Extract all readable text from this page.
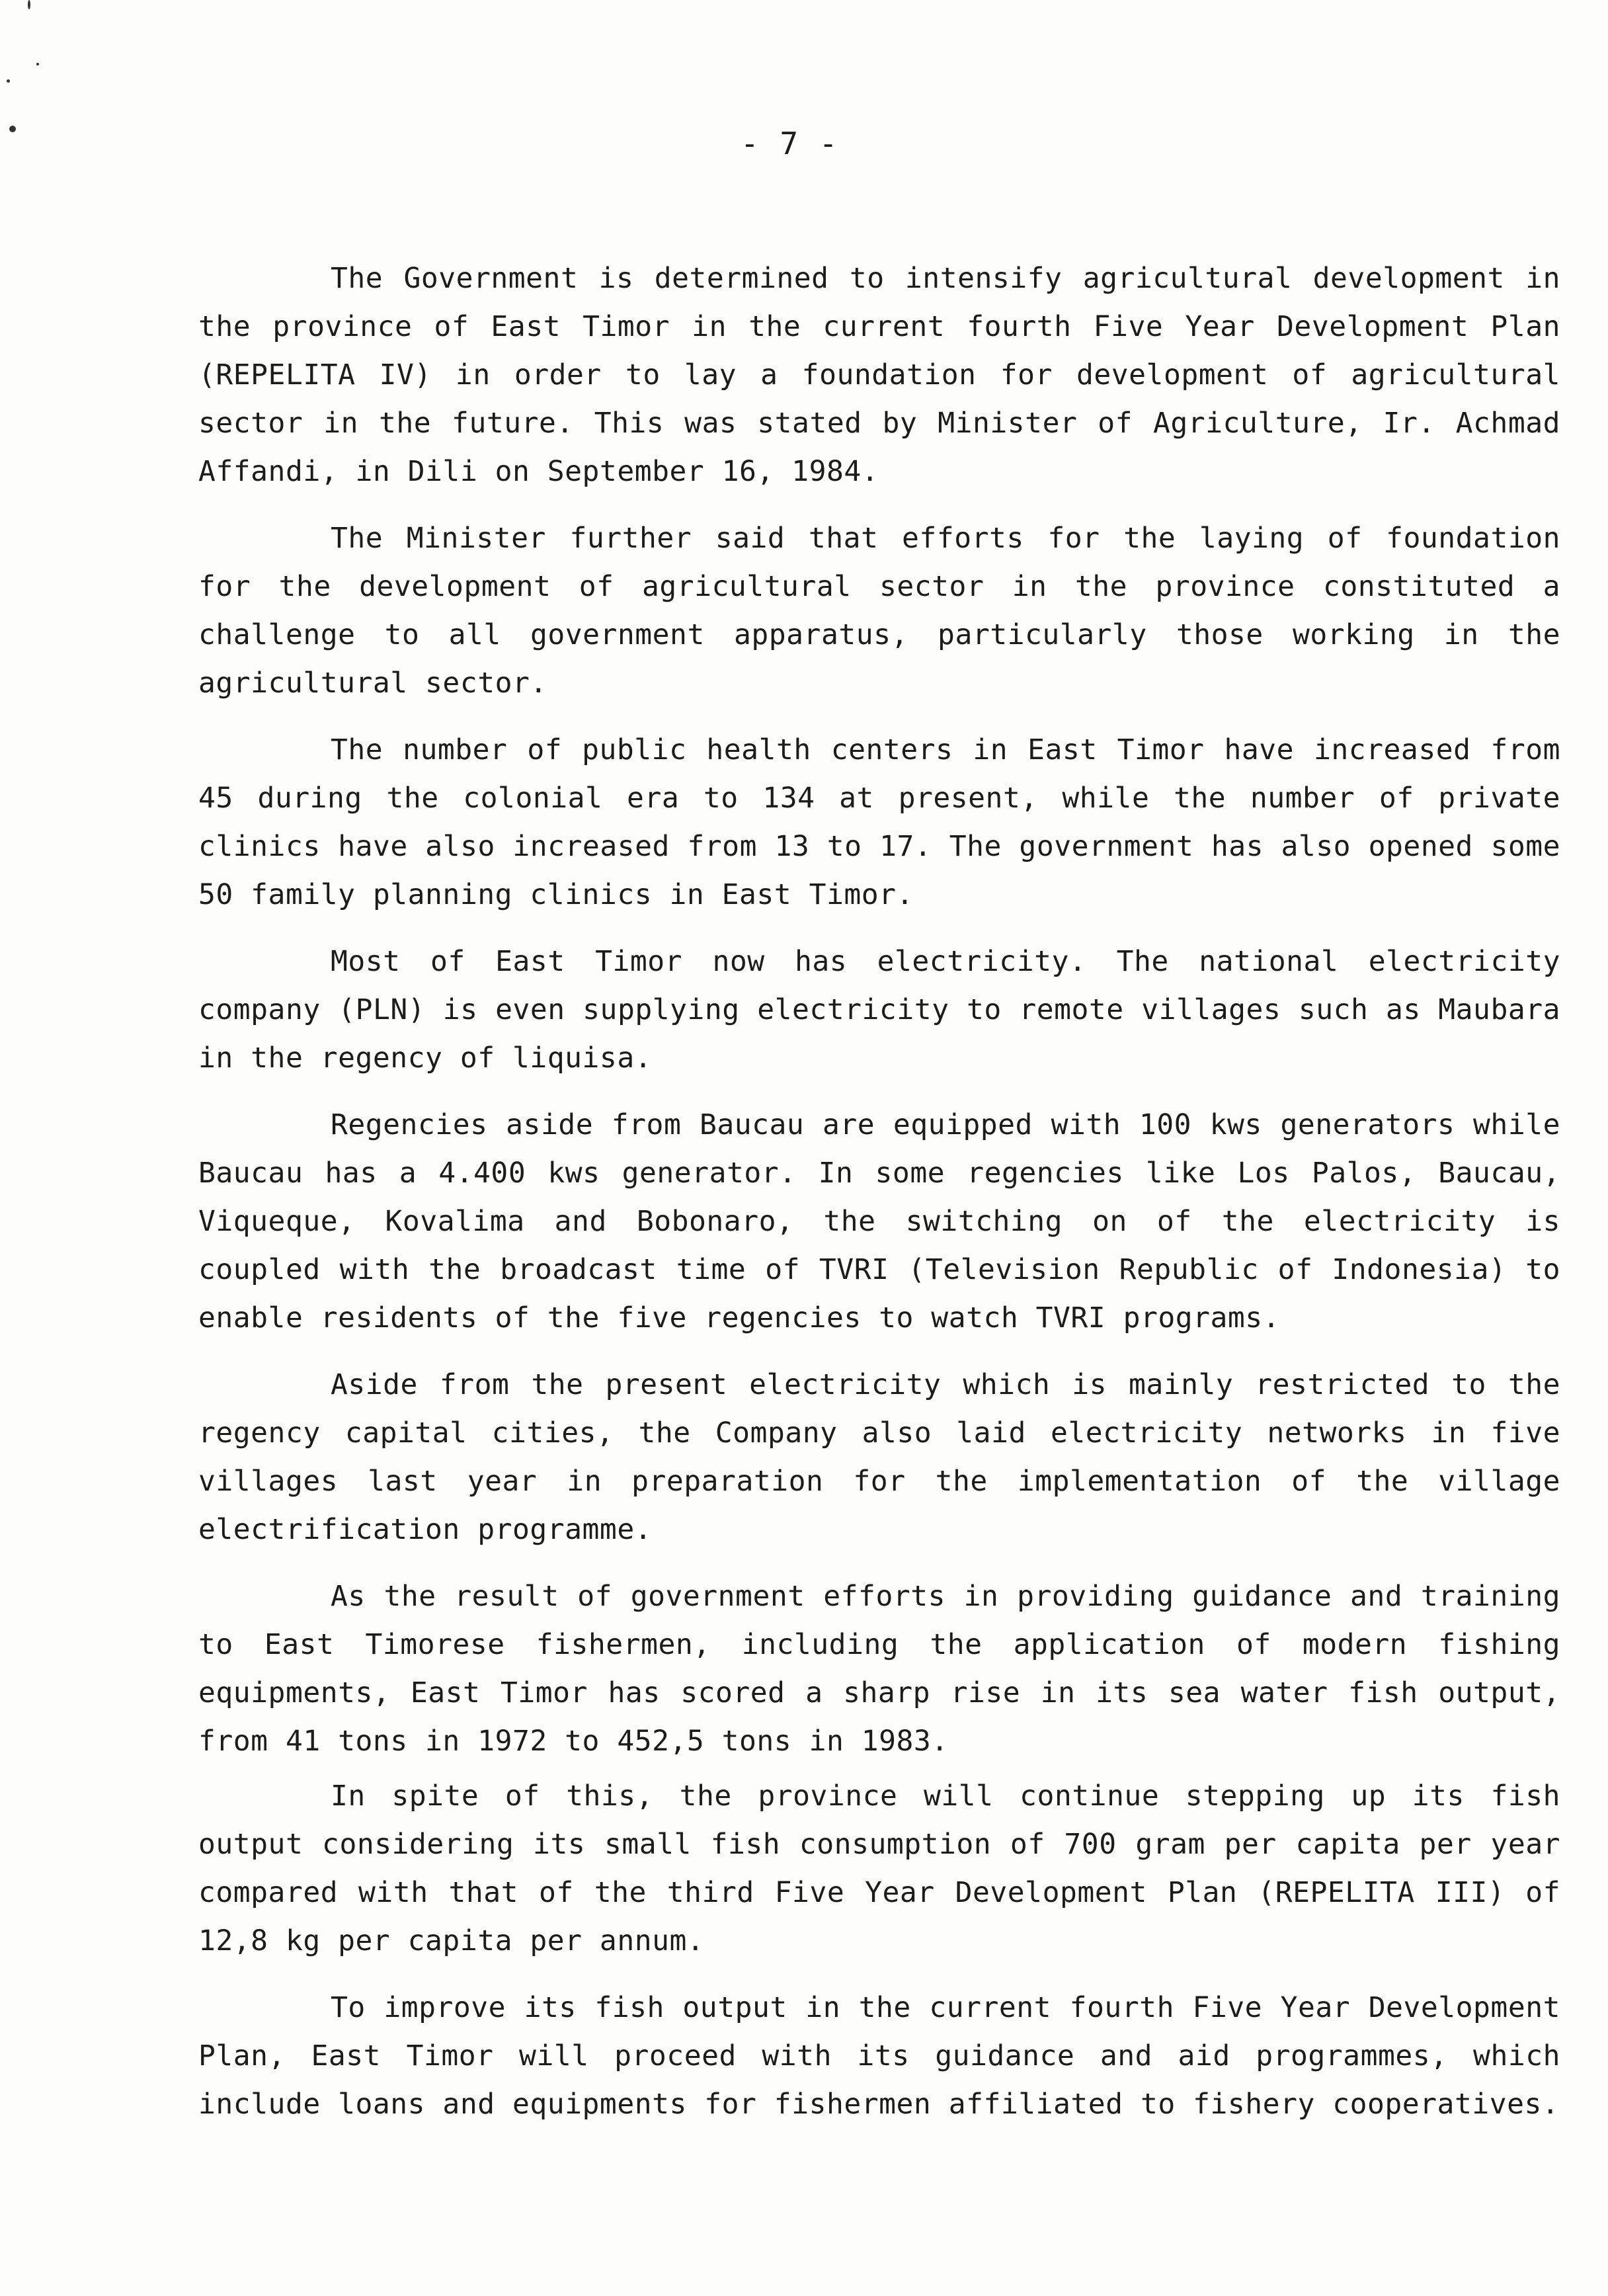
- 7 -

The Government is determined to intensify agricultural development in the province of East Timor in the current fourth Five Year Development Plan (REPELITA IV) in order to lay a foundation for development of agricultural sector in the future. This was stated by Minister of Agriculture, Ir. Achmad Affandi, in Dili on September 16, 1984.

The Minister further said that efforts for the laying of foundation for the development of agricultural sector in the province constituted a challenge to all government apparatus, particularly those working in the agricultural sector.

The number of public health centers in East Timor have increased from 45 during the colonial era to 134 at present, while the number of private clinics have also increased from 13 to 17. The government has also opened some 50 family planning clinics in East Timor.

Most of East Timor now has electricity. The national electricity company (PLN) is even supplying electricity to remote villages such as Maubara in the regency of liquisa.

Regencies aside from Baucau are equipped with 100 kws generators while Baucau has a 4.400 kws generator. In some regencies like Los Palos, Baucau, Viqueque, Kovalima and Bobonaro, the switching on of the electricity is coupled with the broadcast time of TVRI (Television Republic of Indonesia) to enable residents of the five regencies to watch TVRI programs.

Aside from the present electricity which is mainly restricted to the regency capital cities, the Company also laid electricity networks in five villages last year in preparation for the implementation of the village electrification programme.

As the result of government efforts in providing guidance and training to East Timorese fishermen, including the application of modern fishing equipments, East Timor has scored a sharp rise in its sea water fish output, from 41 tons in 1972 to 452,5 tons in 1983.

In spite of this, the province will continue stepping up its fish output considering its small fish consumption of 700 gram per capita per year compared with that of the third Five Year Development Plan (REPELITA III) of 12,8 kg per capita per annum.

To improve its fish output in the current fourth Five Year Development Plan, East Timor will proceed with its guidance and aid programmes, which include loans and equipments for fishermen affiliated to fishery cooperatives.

┄┄┄┄┄┄┄┄┄┄┄┄┄┄┄┄┄┄┄┄

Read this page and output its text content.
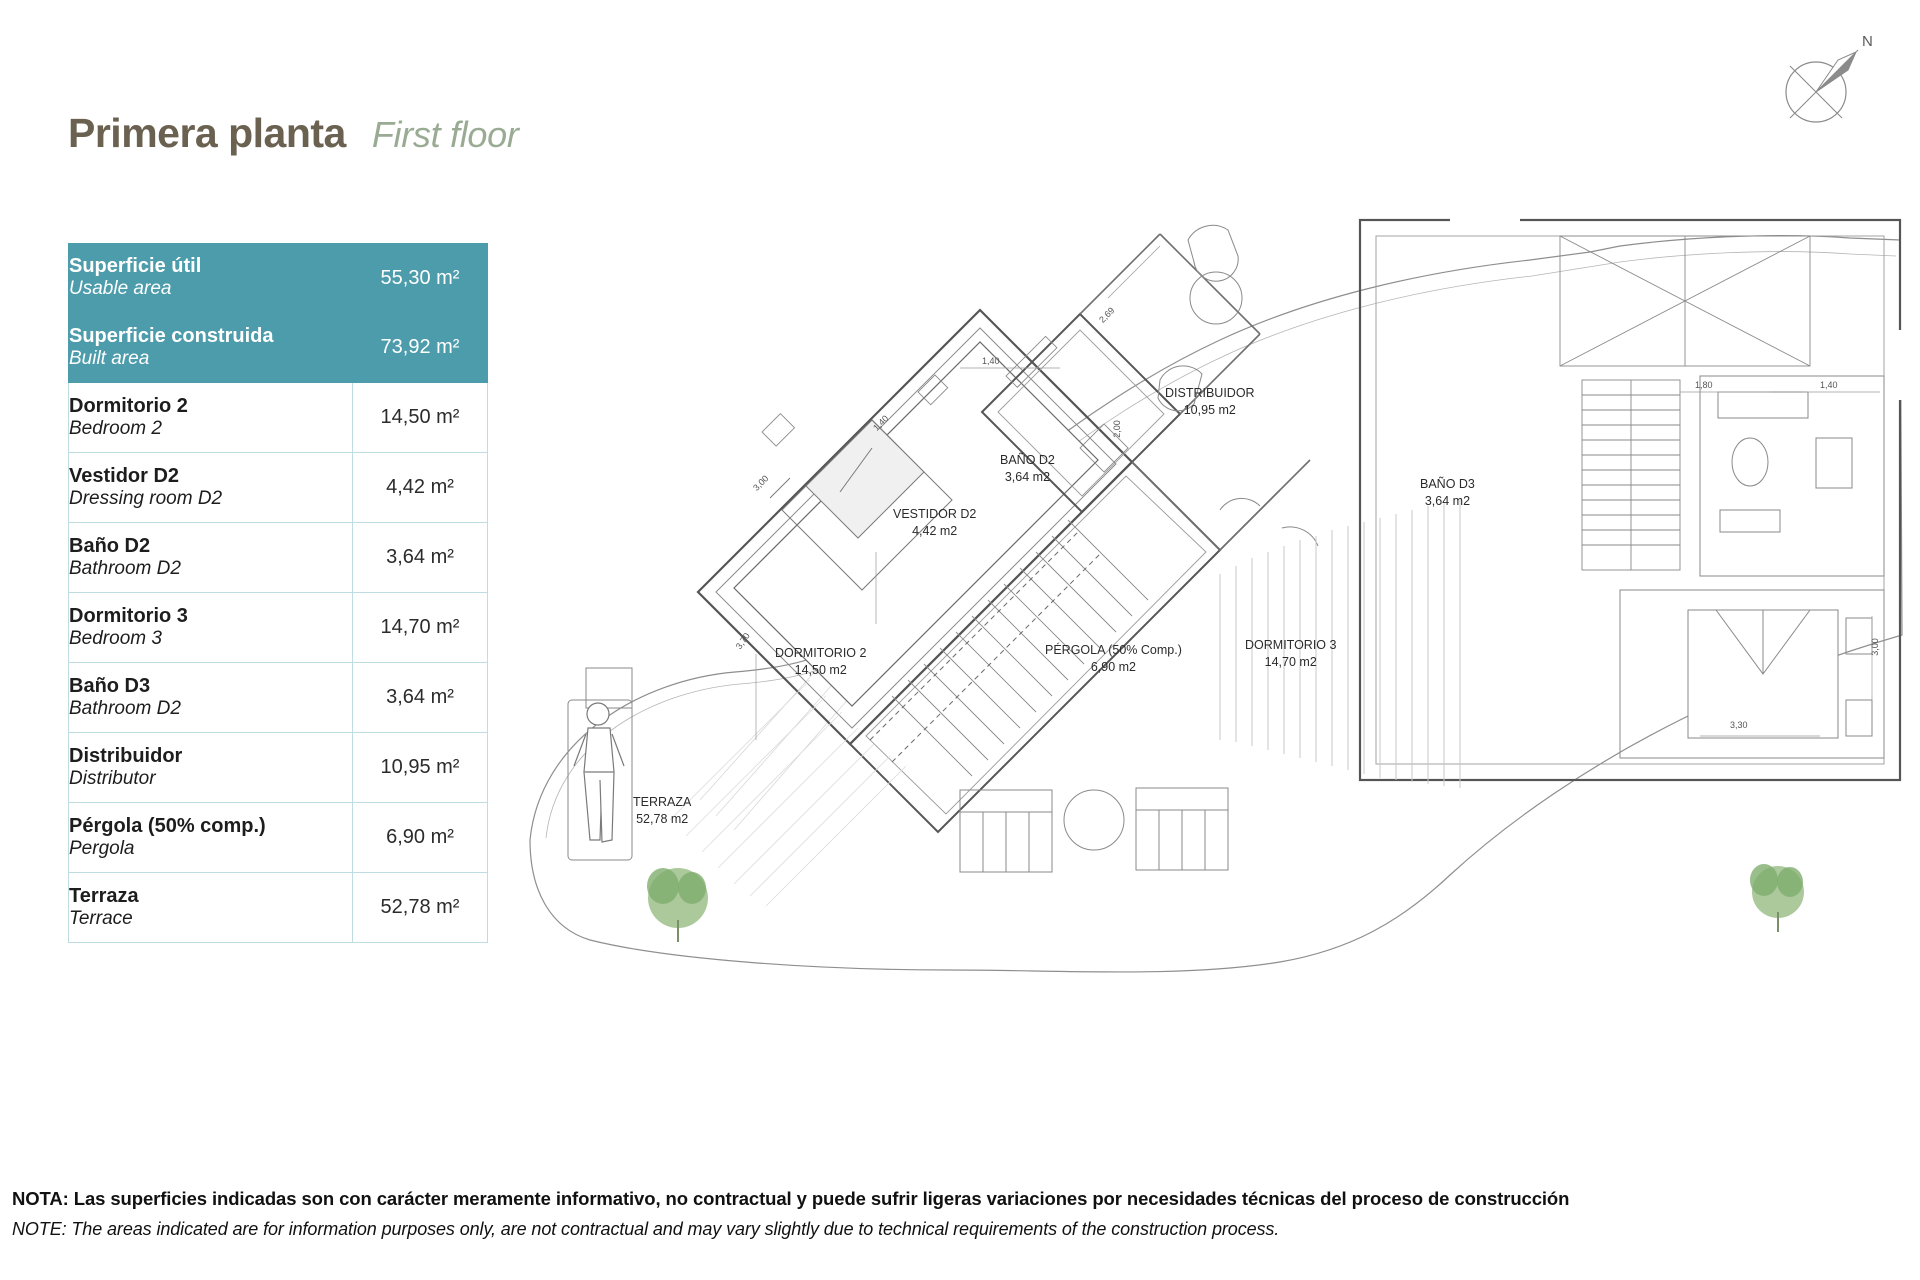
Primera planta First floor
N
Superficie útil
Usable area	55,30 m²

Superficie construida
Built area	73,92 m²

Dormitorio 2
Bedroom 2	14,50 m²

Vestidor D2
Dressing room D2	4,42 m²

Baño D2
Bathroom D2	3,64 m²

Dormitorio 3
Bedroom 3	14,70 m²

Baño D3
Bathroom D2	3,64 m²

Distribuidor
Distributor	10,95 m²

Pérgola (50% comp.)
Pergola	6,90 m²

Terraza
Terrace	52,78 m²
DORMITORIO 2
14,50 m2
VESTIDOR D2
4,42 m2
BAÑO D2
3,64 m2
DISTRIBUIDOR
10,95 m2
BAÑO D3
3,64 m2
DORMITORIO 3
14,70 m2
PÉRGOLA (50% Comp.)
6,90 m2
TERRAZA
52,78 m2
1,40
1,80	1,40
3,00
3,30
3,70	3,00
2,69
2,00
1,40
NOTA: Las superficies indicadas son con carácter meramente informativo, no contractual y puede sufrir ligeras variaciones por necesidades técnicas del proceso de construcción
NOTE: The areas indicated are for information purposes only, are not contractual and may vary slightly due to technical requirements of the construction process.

┄┄┄┄┄┄┄┄┄┄┄┄┄┄┄┄┄┄┄┄

#### WHAT TO WORK ON
How many lines in the entries contain the string "current"? Answer with the number only.

#### RESPONSE FOR THIS EXERCISE
2